→ INFORMATION SHOWN
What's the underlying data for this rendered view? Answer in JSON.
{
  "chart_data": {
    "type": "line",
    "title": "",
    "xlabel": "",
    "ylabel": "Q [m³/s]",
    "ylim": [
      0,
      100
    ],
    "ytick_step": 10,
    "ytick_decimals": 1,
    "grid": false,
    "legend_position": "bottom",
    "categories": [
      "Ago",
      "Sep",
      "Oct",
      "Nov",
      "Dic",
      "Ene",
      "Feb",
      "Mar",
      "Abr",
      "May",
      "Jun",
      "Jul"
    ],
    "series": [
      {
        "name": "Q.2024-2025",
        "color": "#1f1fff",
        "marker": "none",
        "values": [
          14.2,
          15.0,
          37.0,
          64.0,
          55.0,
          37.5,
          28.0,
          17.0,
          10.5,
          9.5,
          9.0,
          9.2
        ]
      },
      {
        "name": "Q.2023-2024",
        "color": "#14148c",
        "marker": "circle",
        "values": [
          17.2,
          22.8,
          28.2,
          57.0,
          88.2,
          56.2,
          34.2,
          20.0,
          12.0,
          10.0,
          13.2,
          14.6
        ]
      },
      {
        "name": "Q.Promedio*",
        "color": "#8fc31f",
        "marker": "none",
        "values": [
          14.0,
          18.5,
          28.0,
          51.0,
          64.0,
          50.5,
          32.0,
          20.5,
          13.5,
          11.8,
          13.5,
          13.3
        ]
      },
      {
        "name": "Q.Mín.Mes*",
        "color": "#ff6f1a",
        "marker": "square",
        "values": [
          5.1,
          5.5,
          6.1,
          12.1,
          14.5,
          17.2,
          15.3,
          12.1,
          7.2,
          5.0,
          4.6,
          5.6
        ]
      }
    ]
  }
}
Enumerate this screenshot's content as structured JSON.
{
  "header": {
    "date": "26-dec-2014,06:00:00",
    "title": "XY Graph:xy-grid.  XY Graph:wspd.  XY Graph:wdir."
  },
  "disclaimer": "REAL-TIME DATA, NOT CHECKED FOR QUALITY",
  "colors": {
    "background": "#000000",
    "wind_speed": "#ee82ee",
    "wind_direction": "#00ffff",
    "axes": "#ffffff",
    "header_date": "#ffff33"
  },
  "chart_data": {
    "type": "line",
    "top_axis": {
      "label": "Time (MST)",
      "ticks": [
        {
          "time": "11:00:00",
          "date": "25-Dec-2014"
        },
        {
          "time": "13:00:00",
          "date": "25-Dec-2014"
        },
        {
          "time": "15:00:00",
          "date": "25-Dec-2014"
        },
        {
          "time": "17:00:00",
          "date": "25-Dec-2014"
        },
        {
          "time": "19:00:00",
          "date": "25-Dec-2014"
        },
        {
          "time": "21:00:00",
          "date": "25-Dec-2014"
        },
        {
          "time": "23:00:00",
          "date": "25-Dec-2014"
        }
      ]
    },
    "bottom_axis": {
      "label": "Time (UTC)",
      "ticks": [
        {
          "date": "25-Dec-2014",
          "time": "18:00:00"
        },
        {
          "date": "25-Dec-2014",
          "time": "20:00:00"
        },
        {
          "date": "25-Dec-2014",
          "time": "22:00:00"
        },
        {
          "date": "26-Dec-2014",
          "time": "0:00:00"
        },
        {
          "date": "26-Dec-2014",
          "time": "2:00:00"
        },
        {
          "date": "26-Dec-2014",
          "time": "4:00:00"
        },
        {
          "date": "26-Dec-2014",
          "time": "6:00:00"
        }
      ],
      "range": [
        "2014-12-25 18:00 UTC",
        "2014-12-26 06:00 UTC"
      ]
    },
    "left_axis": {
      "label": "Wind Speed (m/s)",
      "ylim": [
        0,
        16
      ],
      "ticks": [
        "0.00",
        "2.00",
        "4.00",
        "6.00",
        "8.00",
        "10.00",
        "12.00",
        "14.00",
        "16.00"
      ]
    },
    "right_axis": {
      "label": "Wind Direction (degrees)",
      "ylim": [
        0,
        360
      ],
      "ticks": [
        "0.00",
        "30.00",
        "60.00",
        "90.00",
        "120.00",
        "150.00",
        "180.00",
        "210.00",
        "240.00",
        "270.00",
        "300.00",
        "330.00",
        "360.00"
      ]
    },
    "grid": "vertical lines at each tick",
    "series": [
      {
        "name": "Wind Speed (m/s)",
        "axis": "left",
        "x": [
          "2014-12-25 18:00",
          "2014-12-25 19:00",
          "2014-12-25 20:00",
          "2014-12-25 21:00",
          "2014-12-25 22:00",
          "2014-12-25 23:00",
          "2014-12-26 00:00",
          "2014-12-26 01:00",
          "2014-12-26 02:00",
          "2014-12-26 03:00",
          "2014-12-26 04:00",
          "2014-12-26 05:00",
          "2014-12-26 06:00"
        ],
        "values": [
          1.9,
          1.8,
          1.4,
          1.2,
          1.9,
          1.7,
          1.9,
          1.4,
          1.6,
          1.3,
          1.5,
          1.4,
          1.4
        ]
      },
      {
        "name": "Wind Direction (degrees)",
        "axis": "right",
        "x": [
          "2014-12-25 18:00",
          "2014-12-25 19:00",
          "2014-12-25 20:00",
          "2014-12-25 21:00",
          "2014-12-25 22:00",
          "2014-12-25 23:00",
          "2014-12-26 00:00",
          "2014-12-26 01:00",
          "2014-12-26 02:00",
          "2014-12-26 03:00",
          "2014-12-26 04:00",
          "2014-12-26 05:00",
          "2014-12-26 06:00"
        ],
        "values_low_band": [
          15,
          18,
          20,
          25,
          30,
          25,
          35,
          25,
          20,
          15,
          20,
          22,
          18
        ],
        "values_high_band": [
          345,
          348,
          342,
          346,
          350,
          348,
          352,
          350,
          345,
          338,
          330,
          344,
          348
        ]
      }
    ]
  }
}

→ WHAT IS REQUIRED
Repeat the data verbatim.

→ RESULT FOR THIS EXERCISE
What's the underlying data for this rendered view? Answer in JSON.
{
  "chart_data": {
    "type": "line",
    "title": "",
    "xlabel": "",
    "ylabel": "Q [m³/s]",
    "ylim": [
      0,
      100
    ],
    "ytick_step": 10,
    "ytick_decimals": 1,
    "grid": false,
    "legend_position": "bottom",
    "categories": [
      "Ago",
      "Sep",
      "Oct",
      "Nov",
      "Dic",
      "Ene",
      "Feb",
      "Mar",
      "Abr",
      "May",
      "Jun",
      "Jul"
    ],
    "series": [
      {
        "name": "Q.2024-2025",
        "color": "#1f1fff",
        "marker": "none",
        "values": [
          14.2,
          15.0,
          37.0,
          64.0,
          55.0,
          37.5,
          28.0,
          17.0,
          10.5,
          9.5,
          9.0,
          9.2
        ]
      },
      {
        "name": "Q.2023-2024",
        "color": "#14148c",
        "marker": "circle",
        "values": [
          17.2,
          22.8,
          28.2,
          57.0,
          88.2,
          56.2,
          34.2,
          20.0,
          12.0,
          10.0,
          13.2,
          14.6
        ]
      },
      {
        "name": "Q.Promedio*",
        "color": "#8fc31f",
        "marker": "none",
        "values": [
          14.0,
          18.5,
          28.0,
          51.0,
          64.0,
          50.5,
          32.0,
          20.5,
          13.5,
          11.8,
          13.5,
          13.3
        ]
      },
      {
        "name": "Q.Mín.Mes*",
        "color": "#ff6f1a",
        "marker": "square",
        "values": [
          5.1,
          5.5,
          6.1,
          12.1,
          14.5,
          17.2,
          15.3,
          12.1,
          7.2,
          5.0,
          4.6,
          5.6
        ]
      }
    ]
  }
}
Enumerate this screenshot's content as structured JSON.
{
  "header": {
    "date": "26-dec-2014,06:00:00",
    "title": "XY Graph:xy-grid.  XY Graph:wspd.  XY Graph:wdir."
  },
  "disclaimer": "REAL-TIME DATA, NOT CHECKED FOR QUALITY",
  "colors": {
    "background": "#000000",
    "wind_speed": "#ee82ee",
    "wind_direction": "#00ffff",
    "axes": "#ffffff",
    "header_date": "#ffff33"
  },
  "chart_data": {
    "type": "line",
    "top_axis": {
      "label": "Time (MST)",
      "ticks": [
        {
          "time": "11:00:00",
          "date": "25-Dec-2014"
        },
        {
          "time": "13:00:00",
          "date": "25-Dec-2014"
        },
        {
          "time": "15:00:00",
          "date": "25-Dec-2014"
        },
        {
          "time": "17:00:00",
          "date": "25-Dec-2014"
        },
        {
          "time": "19:00:00",
          "date": "25-Dec-2014"
        },
        {
          "time": "21:00:00",
          "date": "25-Dec-2014"
        },
        {
          "time": "23:00:00",
          "date": "25-Dec-2014"
        }
      ]
    },
    "bottom_axis": {
      "label": "Time (UTC)",
      "ticks": [
        {
          "date": "25-Dec-2014",
          "time": "18:00:00"
        },
        {
          "date": "25-Dec-2014",
          "time": "20:00:00"
        },
        {
          "date": "25-Dec-2014",
          "time": "22:00:00"
        },
        {
          "date": "26-Dec-2014",
          "time": "0:00:00"
        },
        {
          "date": "26-Dec-2014",
          "time": "2:00:00"
        },
        {
          "date": "26-Dec-2014",
          "time": "4:00:00"
        },
        {
          "date": "26-Dec-2014",
          "time": "6:00:00"
        }
      ],
      "range": [
        "2014-12-25 18:00 UTC",
        "2014-12-26 06:00 UTC"
      ]
    },
    "left_axis": {
      "label": "Wind Speed (m/s)",
      "ylim": [
        0,
        16
      ],
      "ticks": [
        "0.00",
        "2.00",
        "4.00",
        "6.00",
        "8.00",
        "10.00",
        "12.00",
        "14.00",
        "16.00"
      ]
    },
    "right_axis": {
      "label": "Wind Direction (degrees)",
      "ylim": [
        0,
        360
      ],
      "ticks": [
        "0.00",
        "30.00",
        "60.00",
        "90.00",
        "120.00",
        "150.00",
        "180.00",
        "210.00",
        "240.00",
        "270.00",
        "300.00",
        "330.00",
        "360.00"
      ]
    },
    "grid": "vertical lines at each tick",
    "series": [
      {
        "name": "Wind Speed (m/s)",
        "axis": "left",
        "x": [
          "2014-12-25 18:00",
          "2014-12-25 19:00",
          "2014-12-25 20:00",
          "2014-12-25 21:00",
          "2014-12-25 22:00",
          "2014-12-25 23:00",
          "2014-12-26 00:00",
          "2014-12-26 01:00",
          "2014-12-26 02:00",
          "2014-12-26 03:00",
          "2014-12-26 04:00",
          "2014-12-26 05:00",
          "2014-12-26 06:00"
        ],
        "values": [
          1.9,
          1.8,
          1.4,
          1.2,
          1.9,
          1.7,
          1.9,
          1.4,
          1.6,
          1.3,
          1.5,
          1.4,
          1.4
        ]
      },
      {
        "name": "Wind Direction (degrees)",
        "axis": "right",
        "x": [
          "2014-12-25 18:00",
          "2014-12-25 19:00",
          "2014-12-25 20:00",
          "2014-12-25 21:00",
          "2014-12-25 22:00",
          "2014-12-25 23:00",
          "2014-12-26 00:00",
          "2014-12-26 01:00",
          "2014-12-26 02:00",
          "2014-12-26 03:00",
          "2014-12-26 04:00",
          "2014-12-26 05:00",
          "2014-12-26 06:00"
        ],
        "values_low_band": [
          15,
          18,
          20,
          25,
          30,
          25,
          35,
          25,
          20,
          15,
          20,
          22,
          18
        ],
        "values_high_band": [
          345,
          348,
          342,
          346,
          350,
          348,
          352,
          350,
          345,
          338,
          330,
          344,
          348
        ]
      }
    ]
  }
}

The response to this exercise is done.